Extract each line containing the string "face".

┌─ Task inputs

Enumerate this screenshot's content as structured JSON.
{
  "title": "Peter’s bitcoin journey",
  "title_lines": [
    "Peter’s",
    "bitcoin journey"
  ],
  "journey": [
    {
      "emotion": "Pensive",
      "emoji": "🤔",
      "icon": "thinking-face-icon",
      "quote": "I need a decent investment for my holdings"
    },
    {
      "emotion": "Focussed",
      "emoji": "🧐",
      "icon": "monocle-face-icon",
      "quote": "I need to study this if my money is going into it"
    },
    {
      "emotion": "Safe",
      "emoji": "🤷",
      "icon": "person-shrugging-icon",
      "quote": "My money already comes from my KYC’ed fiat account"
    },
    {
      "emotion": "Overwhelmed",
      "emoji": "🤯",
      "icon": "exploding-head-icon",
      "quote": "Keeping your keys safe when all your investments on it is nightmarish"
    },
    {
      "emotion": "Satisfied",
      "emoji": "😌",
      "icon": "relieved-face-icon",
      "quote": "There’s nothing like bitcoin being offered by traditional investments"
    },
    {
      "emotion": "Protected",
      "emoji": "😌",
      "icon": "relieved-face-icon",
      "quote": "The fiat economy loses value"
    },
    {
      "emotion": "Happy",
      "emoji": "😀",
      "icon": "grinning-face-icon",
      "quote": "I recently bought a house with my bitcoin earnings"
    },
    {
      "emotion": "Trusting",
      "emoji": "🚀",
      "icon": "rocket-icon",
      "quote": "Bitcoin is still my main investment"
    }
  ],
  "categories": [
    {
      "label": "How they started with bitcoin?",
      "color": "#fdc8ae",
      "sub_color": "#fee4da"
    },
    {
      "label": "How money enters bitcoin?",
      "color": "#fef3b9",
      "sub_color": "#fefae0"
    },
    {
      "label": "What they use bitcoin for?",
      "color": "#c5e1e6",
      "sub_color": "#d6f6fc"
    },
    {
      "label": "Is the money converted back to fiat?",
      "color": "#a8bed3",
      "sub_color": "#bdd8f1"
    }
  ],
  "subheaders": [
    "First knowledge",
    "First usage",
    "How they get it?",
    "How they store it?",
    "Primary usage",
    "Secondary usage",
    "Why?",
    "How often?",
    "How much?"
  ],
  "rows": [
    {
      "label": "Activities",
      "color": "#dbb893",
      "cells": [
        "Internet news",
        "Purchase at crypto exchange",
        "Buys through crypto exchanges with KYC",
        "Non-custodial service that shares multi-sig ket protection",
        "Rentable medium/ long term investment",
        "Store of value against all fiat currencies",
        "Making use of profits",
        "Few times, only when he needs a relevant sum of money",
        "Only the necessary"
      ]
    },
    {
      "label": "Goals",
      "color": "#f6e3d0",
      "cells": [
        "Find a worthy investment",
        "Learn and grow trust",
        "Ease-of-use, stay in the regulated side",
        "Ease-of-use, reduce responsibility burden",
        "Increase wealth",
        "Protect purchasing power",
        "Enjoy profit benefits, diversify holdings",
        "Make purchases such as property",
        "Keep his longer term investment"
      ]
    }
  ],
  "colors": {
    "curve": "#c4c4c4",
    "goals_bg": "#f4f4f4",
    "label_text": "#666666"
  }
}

└─

Expected answer
      "icon": "thinking-face-icon",
      "icon": "monocle-face-icon",
      "icon": "relieved-face-icon",
      "icon": "relieved-face-icon",
      "icon": "grinning-face-icon",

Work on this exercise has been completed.